┌──

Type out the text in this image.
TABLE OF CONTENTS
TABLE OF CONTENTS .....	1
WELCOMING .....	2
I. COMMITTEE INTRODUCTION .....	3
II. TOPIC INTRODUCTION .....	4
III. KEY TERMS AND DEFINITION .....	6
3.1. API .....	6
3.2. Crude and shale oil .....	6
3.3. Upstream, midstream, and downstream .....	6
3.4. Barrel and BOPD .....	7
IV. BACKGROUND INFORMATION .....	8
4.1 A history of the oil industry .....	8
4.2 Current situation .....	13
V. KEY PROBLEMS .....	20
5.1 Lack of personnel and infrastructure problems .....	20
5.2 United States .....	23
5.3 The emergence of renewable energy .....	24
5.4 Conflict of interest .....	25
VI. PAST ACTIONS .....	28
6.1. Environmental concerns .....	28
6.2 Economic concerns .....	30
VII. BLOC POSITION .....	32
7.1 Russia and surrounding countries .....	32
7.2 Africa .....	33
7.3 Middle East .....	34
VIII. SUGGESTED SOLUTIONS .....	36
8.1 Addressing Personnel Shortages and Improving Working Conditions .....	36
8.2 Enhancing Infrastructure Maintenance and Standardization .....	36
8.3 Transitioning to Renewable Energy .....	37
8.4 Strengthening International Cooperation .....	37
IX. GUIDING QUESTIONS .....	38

└──

Written request >> In how many lines does the word "INTRODUCTION" appear? Respond with the number alone.

Answer to this problem >> 2